== GIVEN DATA ==
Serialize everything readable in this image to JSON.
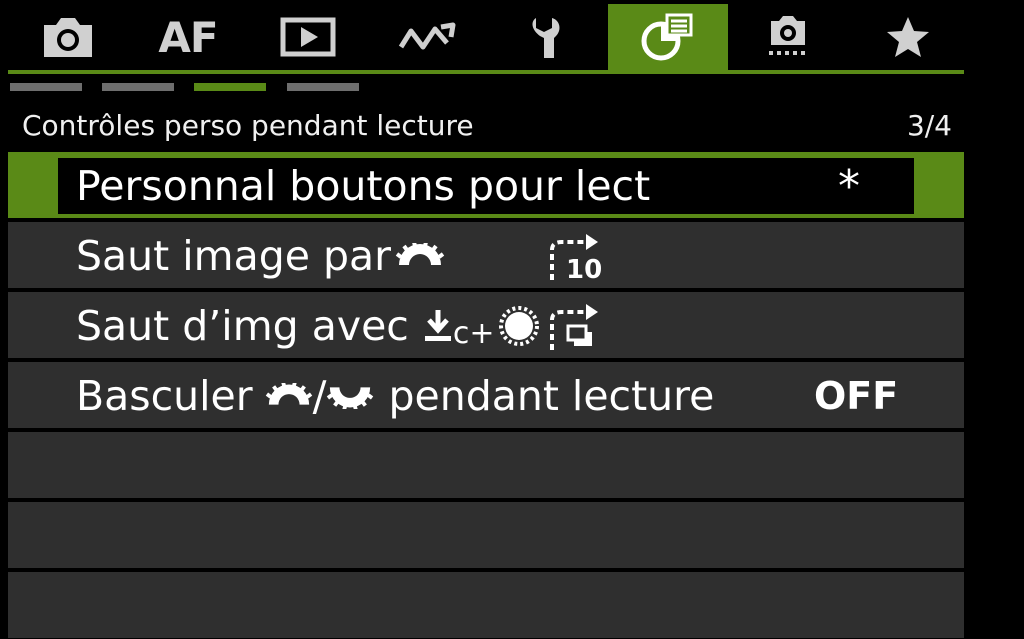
{
  "tabs": [
    {
      "icon": "camera-icon"
    },
    {
      "label": "AF"
    },
    {
      "icon": "playback-icon"
    },
    {
      "icon": "wave-icon"
    },
    {
      "icon": "wrench-icon"
    },
    {
      "icon": "custom-controls-icon",
      "active": true
    },
    {
      "icon": "camera-settings-icon"
    },
    {
      "icon": "star-icon"
    }
  ],
  "page_indicator": {
    "count": 4,
    "active": 3
  },
  "header": {
    "title": "Contrôles perso pendant lecture",
    "page": "3/4"
  },
  "menu": {
    "items": [
      {
        "label": "Personnal boutons pour lect",
        "value": "*",
        "selected": true
      },
      {
        "label": "Saut image par",
        "value_icon": "jump-10-icon"
      },
      {
        "label": "Saut d’img avec",
        "label_suffix_text": "c+",
        "value_icon": "jump-images-icon"
      },
      {
        "label_before": "Basculer",
        "label_mid": "/",
        "label_after": "pendant lecture",
        "value": "OFF"
      }
    ]
  },
  "colors": {
    "accent": "#5a8a17",
    "row": "#2f2f2f",
    "background": "#000000",
    "inactive_dash": "#6e6e6e"
  }
}
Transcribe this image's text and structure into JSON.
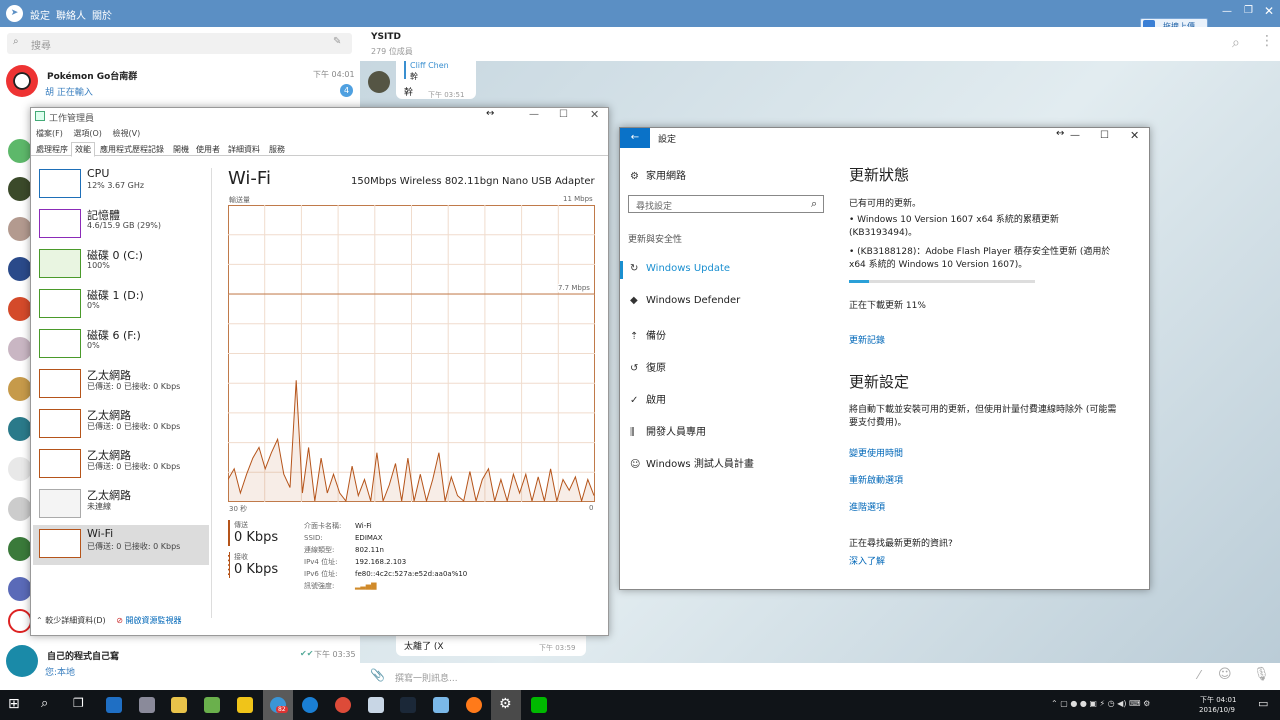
{
  "telegram": {
    "menu": [
      "設定",
      "聯絡人",
      "關於"
    ],
    "search_placeholder": "搜尋",
    "chats": [
      {
        "name": "Pokémon Go台南群",
        "time": "下午 04:01",
        "preview": "胡 正在輸入",
        "badge": "4"
      },
      {
        "name": "自己的程式自己寫",
        "time": "下午 03:35",
        "preview": "您:本地"
      }
    ],
    "header_title": "YSITD",
    "header_sub": "279 位成員",
    "msgs": [
      {
        "sender": "Cliff Chen",
        "quote": "幹",
        "text": "幹",
        "time": "下午 03:51"
      },
      {
        "text": "太離了 (X",
        "time": "下午 03:59"
      }
    ],
    "composer_placeholder": "撰寫一則訊息...",
    "upload_label": "拖拽上傳"
  },
  "task_manager": {
    "title": "工作管理員",
    "menu": [
      "檔案(F)",
      "選項(O)",
      "檢視(V)"
    ],
    "tabs": [
      "處理程序",
      "效能",
      "應用程式歷程記錄",
      "開機",
      "使用者",
      "詳細資料",
      "服務"
    ],
    "sidebar": [
      {
        "name": "CPU",
        "value": "12% 3.67 GHz",
        "color": "#1e6fb8"
      },
      {
        "name": "記憶體",
        "value": "4.6/15.9 GB (29%)",
        "color": "#8b2bb8"
      },
      {
        "name": "磁碟 0 (C:)",
        "value": "100%",
        "color": "#4a9a2a"
      },
      {
        "name": "磁碟 1 (D:)",
        "value": "0%",
        "color": "#4a9a2a"
      },
      {
        "name": "磁碟 6 (F:)",
        "value": "0%",
        "color": "#4a9a2a"
      },
      {
        "name": "乙太網路",
        "value": "已傳送: 0 已接收: 0 Kbps",
        "color": "#b5541a"
      },
      {
        "name": "乙太網路",
        "value": "已傳送: 0 已接收: 0 Kbps",
        "color": "#b5541a"
      },
      {
        "name": "乙太網路",
        "value": "已傳送: 0 已接收: 0 Kbps",
        "color": "#b5541a"
      },
      {
        "name": "乙太網路",
        "value": "未連線",
        "color": "#aaaaaa"
      },
      {
        "name": "Wi-Fi",
        "value": "已傳送: 0 已接收: 0 Kbps",
        "color": "#b5541a"
      }
    ],
    "main_title": "Wi-Fi",
    "adapter": "150Mbps Wireless 802.11bgn Nano USB Adapter",
    "graph_label": "輸送量",
    "graph_max": "11 Mbps",
    "graph_mid": "7.7 Mbps",
    "time_left": "30 秒",
    "time_right": "0",
    "send_label": "傳送",
    "send_value": "0 Kbps",
    "recv_label": "接收",
    "recv_value": "0 Kbps",
    "details": [
      [
        "介面卡名稱:",
        "Wi-Fi"
      ],
      [
        "SSID:",
        "EDIMAX"
      ],
      [
        "連線類型:",
        "802.11n"
      ],
      [
        "IPv4 位址:",
        "192.168.2.103"
      ],
      [
        "IPv6 位址:",
        "fe80::4c2c:527a:e52d:aa0a%10"
      ],
      [
        "訊號強度:",
        ""
      ]
    ],
    "fewer_details": "較少詳細資料(D)",
    "open_resmon": "開啟資源監視器"
  },
  "settings": {
    "title": "設定",
    "home": "家用網路",
    "search_placeholder": "尋找設定",
    "section": "更新與安全性",
    "nav": [
      "Windows Update",
      "Windows Defender",
      "備份",
      "復原",
      "啟用",
      "開發人員專用",
      "Windows 測試人員計畫"
    ],
    "status_title": "更新狀態",
    "available": "已有可用的更新。",
    "update1": "• Windows 10 Version 1607 x64 系統的累積更新 (KB3193494)。",
    "update2": "• (KB3188128)：Adobe Flash Player 積存安全性更新 (適用於 x64 系統的 Windows 10 Version 1607)。",
    "progress": 0.11,
    "downloading": "正在下載更新 11%",
    "history": "更新記錄",
    "settings_title": "更新設定",
    "settings_desc": "將自動下載並安裝可用的更新，但使用計量付費連線時除外 (可能需要支付費用)。",
    "link1": "變更使用時間",
    "link2": "重新啟動選項",
    "link3": "進階選項",
    "ask": "正在尋找最新更新的資訊?",
    "learn": "深入了解"
  },
  "taskbar": {
    "time": "下午 04:01",
    "date": "2016/10/9",
    "badge": "82"
  },
  "chart_data": {
    "type": "area",
    "title": "Wi-Fi",
    "ylabel": "輸送量",
    "ylim": [
      0,
      11
    ],
    "x": [
      0,
      1,
      2,
      3,
      4,
      5,
      6,
      7,
      8,
      9,
      10,
      11,
      12,
      13,
      14,
      15,
      16,
      17,
      18,
      19,
      20,
      21,
      22,
      23,
      24,
      25,
      26,
      27,
      28,
      29,
      30,
      31,
      32,
      33,
      34,
      35,
      36,
      37,
      38,
      39,
      40,
      41,
      42,
      43,
      44,
      45,
      46,
      47,
      48,
      49,
      50,
      51,
      52,
      53,
      54,
      55,
      56,
      57,
      58,
      59
    ],
    "series": [
      {
        "values": [
          0.8,
          1.2,
          0.3,
          1.0,
          1.6,
          2.0,
          1.2,
          1.8,
          2.3,
          1.0,
          0.5,
          4.5,
          0.3,
          2.0,
          0,
          1.6,
          0.3,
          1.0,
          0.3,
          0,
          1.3,
          0.2,
          0.8,
          0,
          1.8,
          0,
          0.6,
          1.4,
          0,
          1.6,
          0,
          1.0,
          0,
          0.8,
          1.8,
          0,
          0.9,
          0.2,
          0,
          1.1,
          0,
          0.8,
          1.2,
          0,
          0.8,
          0,
          1.0,
          0.3,
          1.0,
          0,
          0.9,
          0,
          1.2,
          0,
          0.8,
          0.4,
          0.9,
          0,
          0.8,
          0.2
        ]
      }
    ]
  }
}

== WRITTEN INSTRUCTION ==
In the records above, find each line with the word "icon" and copy it.

== FINAL ANSWER ==
      "icon": "camera-icon"
      "icon": "playback-icon"
      "icon": "wave-icon"
      "icon": "wrench-icon"
      "icon": "custom-controls-icon",
      "icon": "camera-settings-icon"
      "icon": "star-icon"
        "value_icon": "jump-10-icon"
        "value_icon": "jump-images-icon"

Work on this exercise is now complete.